-------- SUPPLIED INFORMATION --------
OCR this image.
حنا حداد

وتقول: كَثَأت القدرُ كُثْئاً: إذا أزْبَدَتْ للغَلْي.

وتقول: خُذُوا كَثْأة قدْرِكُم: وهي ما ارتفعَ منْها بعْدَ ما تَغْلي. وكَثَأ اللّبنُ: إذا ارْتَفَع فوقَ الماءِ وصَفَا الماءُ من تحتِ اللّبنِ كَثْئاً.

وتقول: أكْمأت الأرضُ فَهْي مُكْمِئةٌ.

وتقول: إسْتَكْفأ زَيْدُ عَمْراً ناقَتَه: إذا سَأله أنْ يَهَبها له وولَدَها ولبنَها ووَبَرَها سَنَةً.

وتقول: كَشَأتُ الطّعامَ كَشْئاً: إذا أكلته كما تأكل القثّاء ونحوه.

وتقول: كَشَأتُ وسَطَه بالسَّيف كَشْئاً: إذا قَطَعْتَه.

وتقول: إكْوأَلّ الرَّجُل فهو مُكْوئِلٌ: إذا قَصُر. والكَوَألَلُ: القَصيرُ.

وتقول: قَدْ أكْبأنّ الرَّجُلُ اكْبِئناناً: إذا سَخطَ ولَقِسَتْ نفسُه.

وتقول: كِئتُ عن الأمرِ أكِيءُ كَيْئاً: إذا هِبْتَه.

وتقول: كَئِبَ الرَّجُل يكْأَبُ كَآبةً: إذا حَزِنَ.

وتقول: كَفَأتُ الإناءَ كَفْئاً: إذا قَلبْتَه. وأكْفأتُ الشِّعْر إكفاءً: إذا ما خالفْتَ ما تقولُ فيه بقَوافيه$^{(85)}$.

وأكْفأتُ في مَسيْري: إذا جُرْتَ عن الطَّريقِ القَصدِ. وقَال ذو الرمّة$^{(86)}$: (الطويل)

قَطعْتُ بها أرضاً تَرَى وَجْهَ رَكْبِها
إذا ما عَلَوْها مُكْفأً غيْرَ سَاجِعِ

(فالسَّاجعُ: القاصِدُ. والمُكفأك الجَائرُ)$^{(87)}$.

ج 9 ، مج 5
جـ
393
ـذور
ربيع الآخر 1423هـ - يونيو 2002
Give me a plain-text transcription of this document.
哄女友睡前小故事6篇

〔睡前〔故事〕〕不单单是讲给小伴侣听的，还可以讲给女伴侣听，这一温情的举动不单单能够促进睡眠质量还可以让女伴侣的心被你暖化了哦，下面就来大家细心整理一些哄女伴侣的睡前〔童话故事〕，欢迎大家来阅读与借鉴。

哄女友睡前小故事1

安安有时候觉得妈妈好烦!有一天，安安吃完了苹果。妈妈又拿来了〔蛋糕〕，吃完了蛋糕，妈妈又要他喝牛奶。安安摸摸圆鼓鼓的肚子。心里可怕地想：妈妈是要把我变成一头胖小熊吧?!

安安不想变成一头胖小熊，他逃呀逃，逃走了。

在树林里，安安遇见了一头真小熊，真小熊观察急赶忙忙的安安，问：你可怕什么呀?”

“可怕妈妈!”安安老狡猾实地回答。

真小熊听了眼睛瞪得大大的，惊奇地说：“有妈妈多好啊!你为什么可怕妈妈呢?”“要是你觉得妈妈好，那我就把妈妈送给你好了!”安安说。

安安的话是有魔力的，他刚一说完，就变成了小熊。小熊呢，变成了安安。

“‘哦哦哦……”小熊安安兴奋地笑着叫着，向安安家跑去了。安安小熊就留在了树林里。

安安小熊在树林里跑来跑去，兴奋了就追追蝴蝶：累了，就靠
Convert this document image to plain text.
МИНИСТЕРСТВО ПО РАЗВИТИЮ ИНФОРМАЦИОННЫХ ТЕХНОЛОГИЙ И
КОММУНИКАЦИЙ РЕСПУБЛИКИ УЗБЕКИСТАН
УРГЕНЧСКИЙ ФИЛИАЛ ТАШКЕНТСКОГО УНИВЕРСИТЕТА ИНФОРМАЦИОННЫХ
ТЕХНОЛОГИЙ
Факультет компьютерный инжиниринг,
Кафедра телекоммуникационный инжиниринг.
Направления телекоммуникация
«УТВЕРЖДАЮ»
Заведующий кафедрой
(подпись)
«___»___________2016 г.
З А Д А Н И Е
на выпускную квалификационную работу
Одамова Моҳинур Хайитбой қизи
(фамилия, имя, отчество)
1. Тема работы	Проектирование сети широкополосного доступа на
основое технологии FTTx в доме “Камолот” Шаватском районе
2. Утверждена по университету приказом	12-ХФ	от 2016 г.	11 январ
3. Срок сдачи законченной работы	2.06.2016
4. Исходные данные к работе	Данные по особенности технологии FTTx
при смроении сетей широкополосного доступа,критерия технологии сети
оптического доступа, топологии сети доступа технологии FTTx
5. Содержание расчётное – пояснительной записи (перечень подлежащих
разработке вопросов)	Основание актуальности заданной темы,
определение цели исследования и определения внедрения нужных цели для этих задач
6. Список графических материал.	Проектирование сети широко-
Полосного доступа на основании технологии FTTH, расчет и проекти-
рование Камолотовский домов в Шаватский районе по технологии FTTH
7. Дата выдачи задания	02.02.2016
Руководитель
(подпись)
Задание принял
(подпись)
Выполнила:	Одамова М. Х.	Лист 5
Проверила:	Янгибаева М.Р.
--------
### SET PROBLEM
Write out all of the records once more, exactly.

### IN RESPONSE
OCR this image.
حنا حداد

وتقول: كَثَأت القدرُ كُثْئاً: إذا أزْبَدَتْ للغَلْي.

وتقول: خُذُوا كَثْأة قدْرِكُم: وهي ما ارتفعَ منْها بعْدَ ما تَغْلي. وكَثَأ اللّبنُ: إذا ارْتَفَع فوقَ الماءِ وصَفَا الماءُ من تحتِ اللّبنِ كَثْئاً.

وتقول: أكْمأت الأرضُ فَهْي مُكْمِئةٌ.

وتقول: إسْتَكْفأ زَيْدُ عَمْراً ناقَتَه: إذا سَأله أنْ يَهَبها له وولَدَها ولبنَها ووَبَرَها سَنَةً.

وتقول: كَشَأتُ الطّعامَ كَشْئاً: إذا أكلته كما تأكل القثّاء ونحوه.

وتقول: كَشَأتُ وسَطَه بالسَّيف كَشْئاً: إذا قَطَعْتَه.

وتقول: إكْوأَلّ الرَّجُل فهو مُكْوئِلٌ: إذا قَصُر. والكَوَألَلُ: القَصيرُ.

وتقول: قَدْ أكْبأنّ الرَّجُلُ اكْبِئناناً: إذا سَخطَ ولَقِسَتْ نفسُه.

وتقول: كِئتُ عن الأمرِ أكِيءُ كَيْئاً: إذا هِبْتَه.

وتقول: كَئِبَ الرَّجُل يكْأَبُ كَآبةً: إذا حَزِنَ.

وتقول: كَفَأتُ الإناءَ كَفْئاً: إذا قَلبْتَه. وأكْفأتُ الشِّعْر إكفاءً: إذا ما خالفْتَ ما تقولُ فيه بقَوافيه$^{(85)}$.

وأكْفأتُ في مَسيْري: إذا جُرْتَ عن الطَّريقِ القَصدِ. وقَال ذو الرمّة$^{(86)}$: (الطويل)

قَطعْتُ بها أرضاً تَرَى وَجْهَ رَكْبِها
إذا ما عَلَوْها مُكْفأً غيْرَ سَاجِعِ

(فالسَّاجعُ: القاصِدُ. والمُكفأك الجَائرُ)$^{(87)}$.

ج 9 ، مج 5
جـ
393
ـذور
ربيع الآخر 1423هـ - يونيو 2002
Give me a plain-text transcription of this document.
哄女友睡前小故事6篇

〔睡前〔故事〕〕不单单是讲给小伴侣听的，还可以讲给女伴侣听，这一温情的举动不单单能够促进睡眠质量还可以让女伴侣的心被你暖化了哦，下面就来大家细心整理一些哄女伴侣的睡前〔童话故事〕，欢迎大家来阅读与借鉴。

哄女友睡前小故事1

安安有时候觉得妈妈好烦!有一天，安安吃完了苹果。妈妈又拿来了〔蛋糕〕，吃完了蛋糕，妈妈又要他喝牛奶。安安摸摸圆鼓鼓的肚子。心里可怕地想：妈妈是要把我变成一头胖小熊吧?!

安安不想变成一头胖小熊，他逃呀逃，逃走了。

在树林里，安安遇见了一头真小熊，真小熊观察急赶忙忙的安安，问：你可怕什么呀?”

“可怕妈妈!”安安老狡猾实地回答。

真小熊听了眼睛瞪得大大的，惊奇地说：“有妈妈多好啊!你为什么可怕妈妈呢?”“要是你觉得妈妈好，那我就把妈妈送给你好了!”安安说。

安安的话是有魔力的，他刚一说完，就变成了小熊。小熊呢，变成了安安。

“‘哦哦哦……”小熊安安兴奋地笑着叫着，向安安家跑去了。安安小熊就留在了树林里。

安安小熊在树林里跑来跑去，兴奋了就追追蝴蝶：累了，就靠
Convert this document image to plain text.
МИНИСТЕРСТВО ПО РАЗВИТИЮ ИНФОРМАЦИОННЫХ ТЕХНОЛОГИЙ И
КОММУНИКАЦИЙ РЕСПУБЛИКИ УЗБЕКИСТАН
УРГЕНЧСКИЙ ФИЛИАЛ ТАШКЕНТСКОГО УНИВЕРСИТЕТА ИНФОРМАЦИОННЫХ
ТЕХНОЛОГИЙ
Факультет компьютерный инжиниринг,
Кафедра телекоммуникационный инжиниринг.
Направления телекоммуникация
«УТВЕРЖДАЮ»
Заведующий кафедрой
(подпись)
«___»___________2016 г.
З А Д А Н И Е
на выпускную квалификационную работу
Одамова Моҳинур Хайитбой қизи
(фамилия, имя, отчество)
1. Тема работы	Проектирование сети широкополосного доступа на
основое технологии FTTx в доме “Камолот” Шаватском районе
2. Утверждена по университету приказом	12-ХФ	от 2016 г.	11 январ
3. Срок сдачи законченной работы	2.06.2016
4. Исходные данные к работе	Данные по особенности технологии FTTx
при смроении сетей широкополосного доступа,критерия технологии сети
оптического доступа, топологии сети доступа технологии FTTx
5. Содержание расчётное – пояснительной записи (перечень подлежащих
разработке вопросов)	Основание актуальности заданной темы,
определение цели исследования и определения внедрения нужных цели для этих задач
6. Список графических материал.	Проектирование сети широко-
Полосного доступа на основании технологии FTTH, расчет и проекти-
рование Камолотовский домов в Шаватский районе по технологии FTTH
7. Дата выдачи задания	02.02.2016
Руководитель
(подпись)
Задание принял
(подпись)
Выполнила:	Одамова М. Х.	Лист 5
Проверила:	Янгибаева М.Р.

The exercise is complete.